- [WRITTEN TASK]: Every line with the word "cause" in it should be extracted from the data that follows.

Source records
%%
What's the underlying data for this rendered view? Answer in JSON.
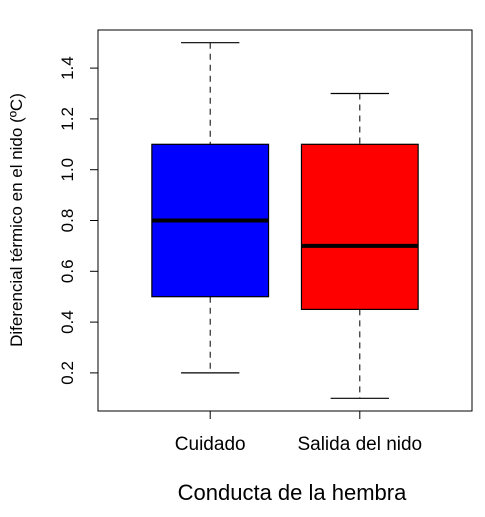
{
  "chart_data": {
    "type": "boxplot",
    "title": "",
    "xlabel": "Conducta de la hembra",
    "ylabel": "Diferencial térmico en el nido (ºC)",
    "ylim": [
      0.05,
      1.55
    ],
    "yticks": [
      "0.2",
      "0.4",
      "0.6",
      "0.8",
      "1.0",
      "1.2",
      "1.4"
    ],
    "grid": false,
    "legend": "none",
    "categories": [
      "Cuidado",
      "Salida del nido"
    ],
    "boxes": [
      {
        "category": "Cuidado",
        "min": 0.2,
        "q1": 0.5,
        "median": 0.8,
        "q3": 1.1,
        "max": 1.5,
        "color": "#0000FF"
      },
      {
        "category": "Salida del nido",
        "min": 0.1,
        "q1": 0.45,
        "median": 0.7,
        "q3": 1.1,
        "max": 1.3,
        "color": "#FF0000"
      }
    ]
  }
}
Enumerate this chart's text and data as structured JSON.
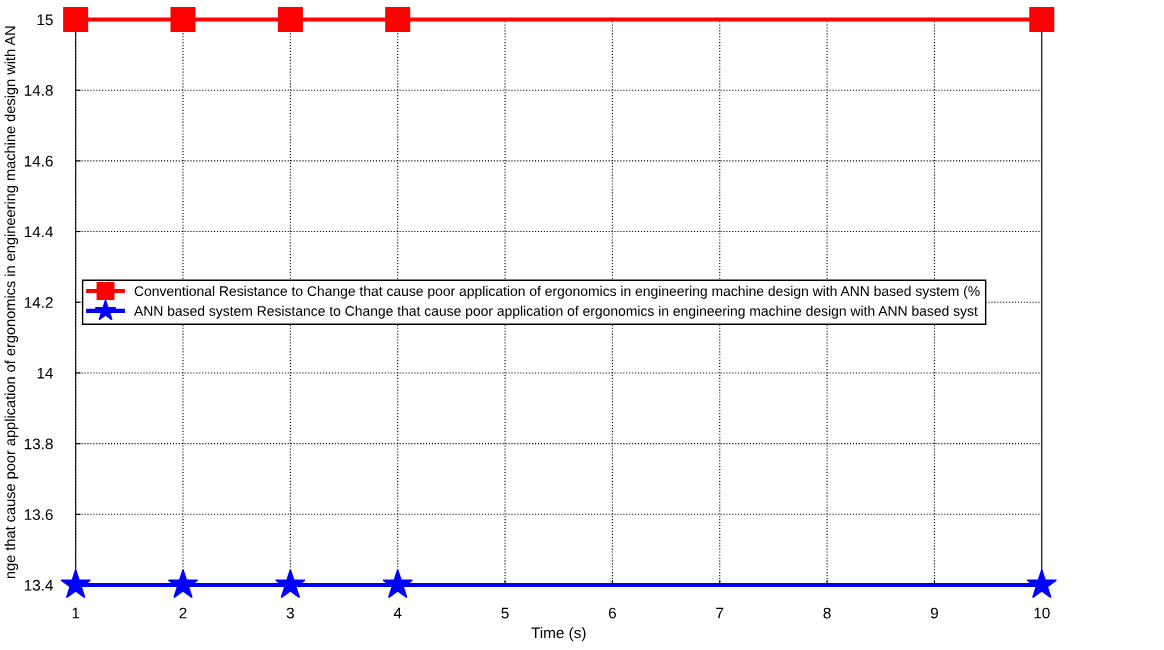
{
  "chart_data": {
    "type": "line",
    "xlabel": "Time (s)",
    "ylabel": "nge that cause poor application of ergonomics in engineering machine design with AN",
    "x": [
      1,
      2,
      3,
      4,
      10
    ],
    "series": [
      {
        "name": "Conventional Resistance to Change that cause poor application of ergonomics in engineering machine design with ANN based system (%",
        "color": "#ff0000",
        "marker": "square",
        "values": [
          15,
          15,
          15,
          15,
          15
        ]
      },
      {
        "name": "ANN based system Resistance to Change that cause poor application of ergonomics in engineering machine design with ANN based syst",
        "color": "#0000ff",
        "marker": "star",
        "values": [
          13.4,
          13.4,
          13.4,
          13.4,
          13.4
        ]
      }
    ],
    "xlim": [
      1,
      10
    ],
    "xticks": [
      1,
      2,
      3,
      4,
      5,
      6,
      7,
      8,
      9,
      10
    ],
    "ylim": [
      13.4,
      15
    ],
    "yticks": [
      13.4,
      13.6,
      13.8,
      14,
      14.2,
      14.4,
      14.6,
      14.8,
      15
    ],
    "grid": true,
    "legend": "left",
    "line_style": "solid"
  }
}
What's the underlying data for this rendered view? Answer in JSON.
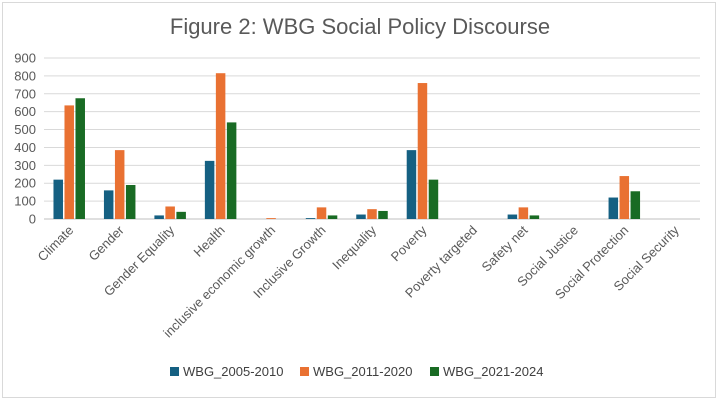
{
  "chart_data": {
    "type": "bar",
    "title": "Figure 2: WBG Social Policy Discourse",
    "xlabel": "",
    "ylabel": "",
    "ylim": [
      0,
      900
    ],
    "yticks": [
      0,
      100,
      200,
      300,
      400,
      500,
      600,
      700,
      800,
      900
    ],
    "grid": true,
    "legend_position": "bottom",
    "categories": [
      "Climate",
      "Gender",
      "Gender Equality",
      "Health",
      "inclusive economic growth",
      "Inclusive Growth",
      "Inequality",
      "Poverty",
      "Poverty targeted",
      "Safety net",
      "Social Justice",
      "Social Protection",
      "Social Security"
    ],
    "series": [
      {
        "name": "WBG_2005-2010",
        "color": "#156082",
        "values": [
          220,
          160,
          20,
          325,
          0,
          5,
          25,
          385,
          0,
          25,
          0,
          120,
          0
        ]
      },
      {
        "name": "WBG_2011-2020",
        "color": "#E97132",
        "values": [
          635,
          385,
          70,
          815,
          5,
          65,
          55,
          760,
          0,
          65,
          0,
          240,
          0
        ]
      },
      {
        "name": "WBG_2021-2024",
        "color": "#196B24",
        "values": [
          675,
          190,
          40,
          540,
          0,
          20,
          45,
          220,
          0,
          20,
          0,
          155,
          0
        ]
      }
    ]
  }
}
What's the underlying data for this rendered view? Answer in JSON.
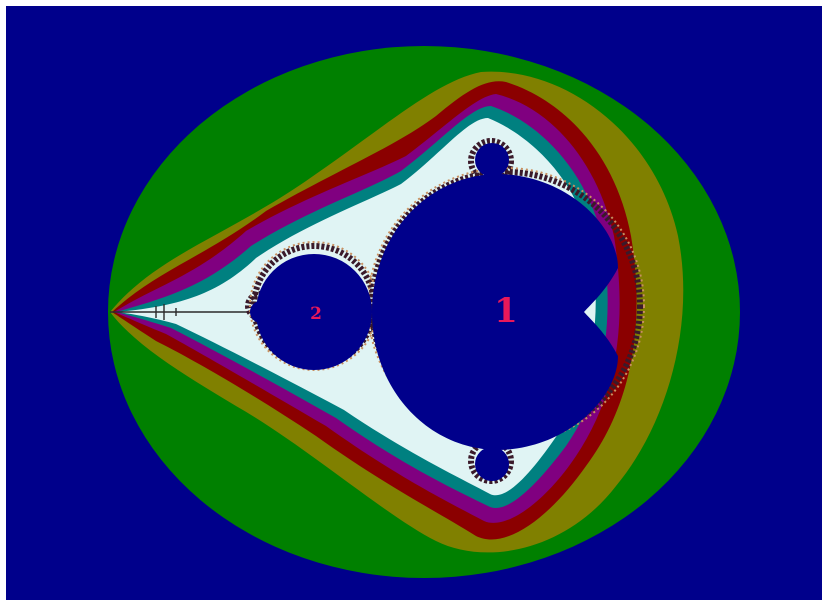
{
  "figure": {
    "labels": [
      {
        "id": "main-cardioid",
        "text": "1"
      },
      {
        "id": "period-2-bulb",
        "text": "2"
      }
    ],
    "colors": {
      "background": "#00008b",
      "band_green": "#008000",
      "band_olive": "#808000",
      "band_maroon": "#8b0000",
      "band_purple": "#800080",
      "band_teal": "#008080",
      "band_pale": "#e0f4f4",
      "set_interior": "#00008b",
      "label": "#e8185a"
    },
    "bands": [
      "green",
      "olive",
      "maroon",
      "purple",
      "teal",
      "pale"
    ]
  }
}
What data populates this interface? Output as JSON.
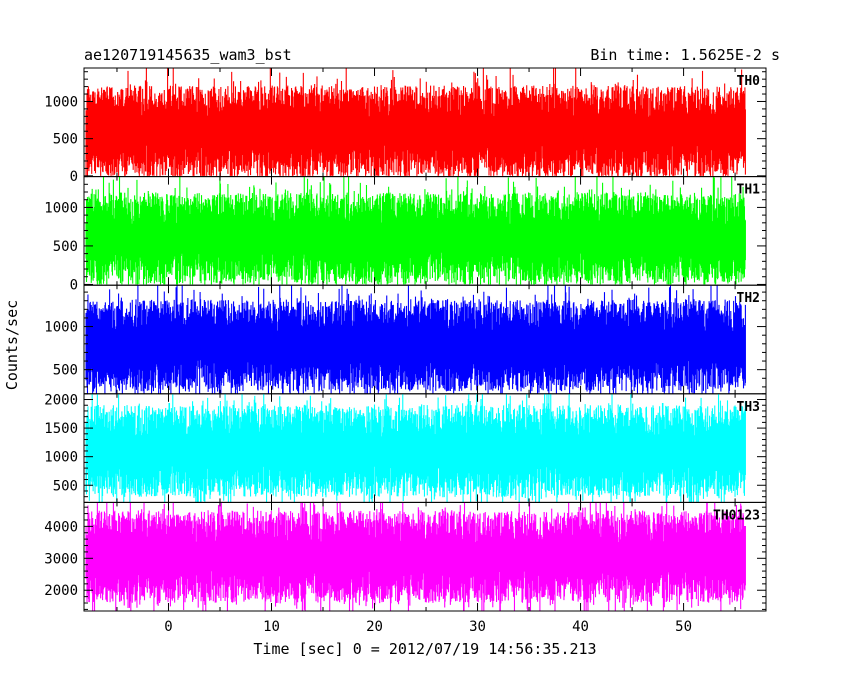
{
  "header": {
    "title": "ae120719145635_wam3_bst",
    "bin_time": "Bin time: 1.5625E-2 s"
  },
  "chart_data": {
    "type": "line",
    "title": "ae120719145635_wam3_bst",
    "bin_time_s": 0.015625,
    "xlabel": "Time [sec] 0 = 2012/07/19 14:56:35.213",
    "ylabel": "Counts/sec",
    "xlim": [
      -8.2,
      58.0
    ],
    "x_data_range": [
      -8.0,
      56.0
    ],
    "x_ticks": [
      0,
      10,
      20,
      30,
      40,
      50
    ],
    "x_tick_labels": [
      "0",
      "10",
      "20",
      "30",
      "40",
      "50"
    ],
    "grid": false,
    "legend": "none",
    "panels": [
      {
        "name": "TH0",
        "color": "#ff0000",
        "ylim": [
          -10,
          1450
        ],
        "yticks": [
          0,
          500,
          1000
        ],
        "ytick_labels": [
          "0",
          "500",
          "1000"
        ],
        "approx_range": [
          0,
          1450
        ],
        "approx_mean": 600
      },
      {
        "name": "TH1",
        "color": "#00ff00",
        "ylim": [
          -10,
          1400
        ],
        "yticks": [
          0,
          500,
          1000
        ],
        "ytick_labels": [
          "0",
          "500",
          "1000"
        ],
        "approx_range": [
          0,
          1400
        ],
        "approx_mean": 600
      },
      {
        "name": "TH2",
        "color": "#0000ff",
        "ylim": [
          220,
          1480
        ],
        "yticks": [
          500,
          1000
        ],
        "ytick_labels": [
          "500",
          "1000"
        ],
        "approx_range": [
          220,
          1480
        ],
        "approx_mean": 780
      },
      {
        "name": "TH3",
        "color": "#00ffff",
        "ylim": [
          200,
          2100
        ],
        "yticks": [
          500,
          1000,
          1500,
          2000
        ],
        "ytick_labels": [
          "500",
          "1000",
          "1500",
          "2000"
        ],
        "approx_range": [
          200,
          2100
        ],
        "approx_mean": 1100
      },
      {
        "name": "TH0123",
        "color": "#ff00ff",
        "ylim": [
          1350,
          4750
        ],
        "yticks": [
          2000,
          3000,
          4000
        ],
        "ytick_labels": [
          "2000",
          "3000",
          "4000"
        ],
        "approx_range": [
          1350,
          4750
        ],
        "approx_mean": 3050
      }
    ]
  }
}
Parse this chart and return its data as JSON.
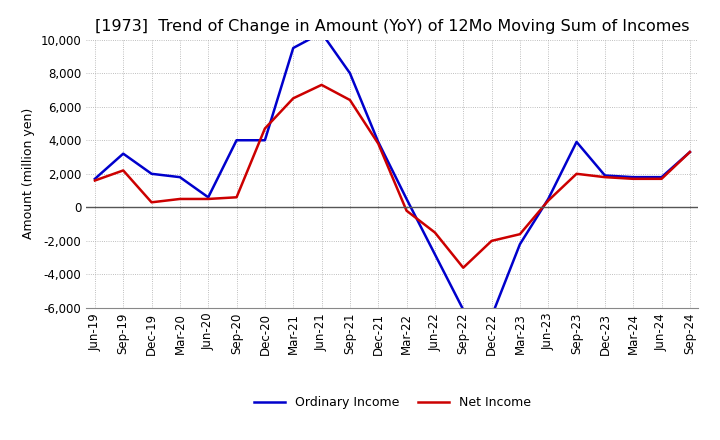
{
  "title": "[1973]  Trend of Change in Amount (YoY) of 12Mo Moving Sum of Incomes",
  "ylabel": "Amount (million yen)",
  "background_color": "#ffffff",
  "grid_color": "#aaaaaa",
  "title_fontsize": 11.5,
  "label_fontsize": 9,
  "tick_fontsize": 8.5,
  "x_labels": [
    "Jun-19",
    "Sep-19",
    "Dec-19",
    "Mar-20",
    "Jun-20",
    "Sep-20",
    "Dec-20",
    "Mar-21",
    "Jun-21",
    "Sep-21",
    "Dec-21",
    "Mar-22",
    "Jun-22",
    "Sep-22",
    "Dec-22",
    "Mar-23",
    "Jun-23",
    "Sep-23",
    "Dec-23",
    "Mar-24",
    "Jun-24",
    "Sep-24"
  ],
  "ordinary_income": [
    1700,
    3200,
    2000,
    1800,
    600,
    4000,
    4000,
    9500,
    10400,
    8000,
    3900,
    500,
    -2800,
    -6100,
    -6500,
    -2200,
    500,
    3900,
    1900,
    1800,
    1800,
    3300
  ],
  "net_income": [
    1600,
    2200,
    300,
    500,
    500,
    600,
    4700,
    6500,
    7300,
    6400,
    3800,
    -200,
    -1500,
    -3600,
    -2000,
    -1600,
    400,
    2000,
    1800,
    1700,
    1700,
    3300
  ],
  "ordinary_income_color": "#0000cc",
  "net_income_color": "#cc0000",
  "ylim": [
    -6000,
    10000
  ],
  "yticks": [
    -6000,
    -4000,
    -2000,
    0,
    2000,
    4000,
    6000,
    8000,
    10000
  ]
}
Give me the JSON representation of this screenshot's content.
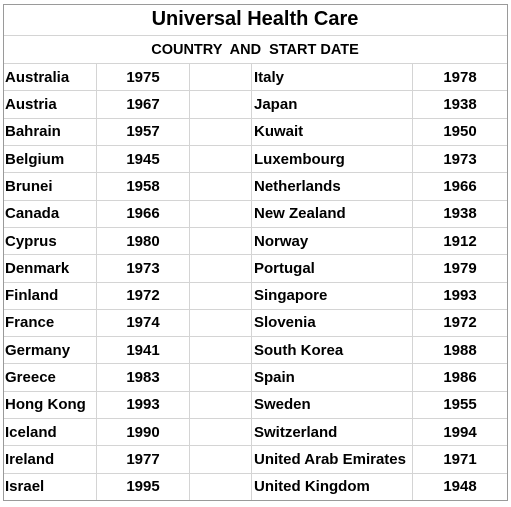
{
  "title": "Universal Health Care",
  "subtitle": "COUNTRY  AND  START DATE",
  "rows": [
    [
      "Australia",
      1975,
      "Italy",
      1978
    ],
    [
      "Austria",
      1967,
      "Japan",
      1938
    ],
    [
      "Bahrain",
      1957,
      "Kuwait",
      1950
    ],
    [
      "Belgium",
      1945,
      "Luxembourg",
      1973
    ],
    [
      "Brunei",
      1958,
      "Netherlands",
      1966
    ],
    [
      "Canada",
      1966,
      "New Zealand",
      1938
    ],
    [
      "Cyprus",
      1980,
      "Norway",
      1912
    ],
    [
      "Denmark",
      1973,
      "Portugal",
      1979
    ],
    [
      "Finland",
      1972,
      "Singapore",
      1993
    ],
    [
      "France",
      1974,
      "Slovenia",
      1972
    ],
    [
      "Germany",
      1941,
      "South Korea",
      1988
    ],
    [
      "Greece",
      1983,
      "Spain",
      1986
    ],
    [
      "Hong Kong",
      1993,
      "Sweden",
      1955
    ],
    [
      "Iceland",
      1990,
      "Switzerland",
      1994
    ],
    [
      "Ireland",
      1977,
      "United Arab Emirates",
      1971
    ],
    [
      "Israel",
      1995,
      "United Kingdom",
      1948
    ]
  ]
}
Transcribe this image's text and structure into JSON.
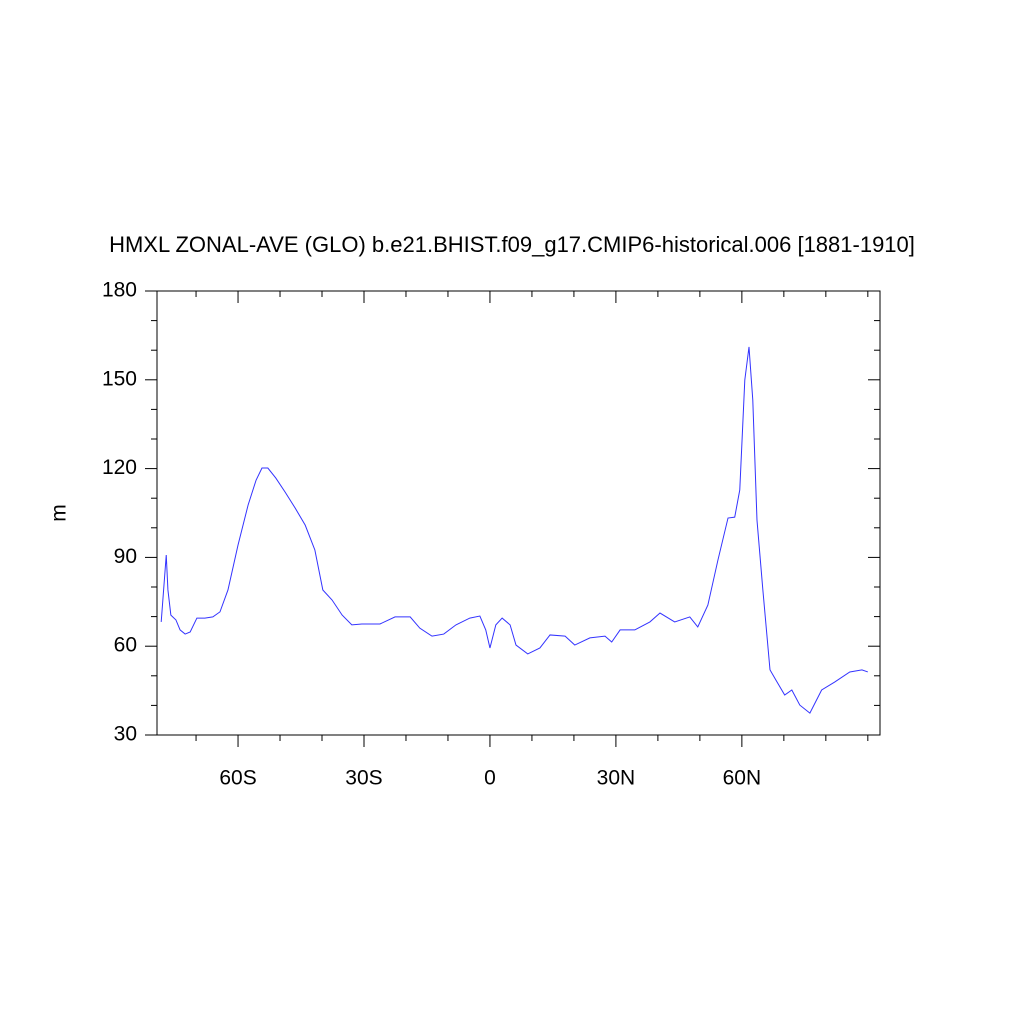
{
  "chart_data": {
    "type": "line",
    "title": "HMXL ZONAL-AVE (GLO) b.e21.BHIST.f09_g17.CMIP6-historical.006 [1881-1910]",
    "y_label": "m",
    "x": [
      -78.3,
      -77.1,
      -76.7,
      -76,
      -74.8,
      -73.8,
      -72.6,
      -71.4,
      -69.8,
      -67.9,
      -66,
      -64.3,
      -62.4,
      -60,
      -57.6,
      -55.7,
      -54.3,
      -52.9,
      -51,
      -48.8,
      -46.4,
      -44,
      -41.7,
      -39.8,
      -37.6,
      -35.2,
      -32.9,
      -30.5,
      -26.2,
      -22.6,
      -19,
      -16.7,
      -13.8,
      -11,
      -8.1,
      -4.8,
      -2.4,
      -1,
      0,
      1.4,
      2.9,
      4.8,
      6.2,
      9,
      11.9,
      14.3,
      17.9,
      20.2,
      23.8,
      27.4,
      29,
      31,
      34.5,
      38.1,
      40.5,
      44,
      47.6,
      49.5,
      51.9,
      54.3,
      56.7,
      58.3,
      59.5,
      60.7,
      61.7,
      62.6,
      63.6,
      65,
      66.7,
      68.1,
      70.2,
      71.9,
      73.8,
      76.2,
      79,
      82.1,
      85.7,
      88.6,
      90
    ],
    "series": [
      {
        "name": "HMXL",
        "color": "#3333ff",
        "values": [
          68.2,
          90.8,
          79,
          70.5,
          68.9,
          65.5,
          64.1,
          64.8,
          69.5,
          69.5,
          69.9,
          71.6,
          79,
          94.2,
          107.7,
          116.1,
          120.2,
          120.2,
          116.8,
          112.1,
          106.7,
          100.9,
          92.5,
          79,
          75.6,
          70.5,
          67.2,
          67.5,
          67.5,
          69.9,
          69.9,
          66.1,
          63.4,
          64.1,
          67.2,
          69.5,
          70.2,
          65.5,
          59.4,
          67.2,
          69.5,
          67.2,
          60.4,
          57.4,
          59.4,
          63.8,
          63.4,
          60.4,
          62.8,
          63.4,
          61.4,
          65.5,
          65.5,
          68.2,
          71.2,
          68.2,
          69.9,
          66.5,
          73.9,
          89.1,
          103.3,
          103.6,
          112.8,
          149.9,
          161.1,
          143.2,
          102.6,
          79,
          52,
          48.6,
          43.5,
          45.2,
          40.1,
          37.4,
          45.2,
          47.9,
          51.3,
          52,
          51.3
        ]
      }
    ],
    "xlim": [
      -79.3,
      92.9
    ],
    "xticks": [
      {
        "value": -60,
        "label": "60S"
      },
      {
        "value": -30,
        "label": "30S"
      },
      0,
      {
        "value": 30,
        "label": "30N"
      },
      {
        "value": 60,
        "label": "60N"
      }
    ],
    "xminorticks": [
      -70,
      -50,
      -40,
      -20,
      -10,
      10,
      20,
      40,
      50,
      70,
      80,
      90
    ],
    "ylim": [
      30,
      180
    ],
    "yticks": [
      30,
      60,
      90,
      120,
      150,
      180
    ],
    "yminorticks": [
      40,
      50,
      70,
      80,
      100,
      110,
      130,
      140,
      160,
      170
    ],
    "grid": false
  }
}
%%
- [FULL OUTPUT]:
    "ylabel": "nge that cause poor application of ergonomics in engineering machine design with AN",
        "name": "Conventional Resistance to Change that cause poor application of ergonomics in engineering machine design with ANN based system (%",
        "name": "ANN based system Resistance to Change that cause poor application of ergonomics in engineering machine design with ANN based syst",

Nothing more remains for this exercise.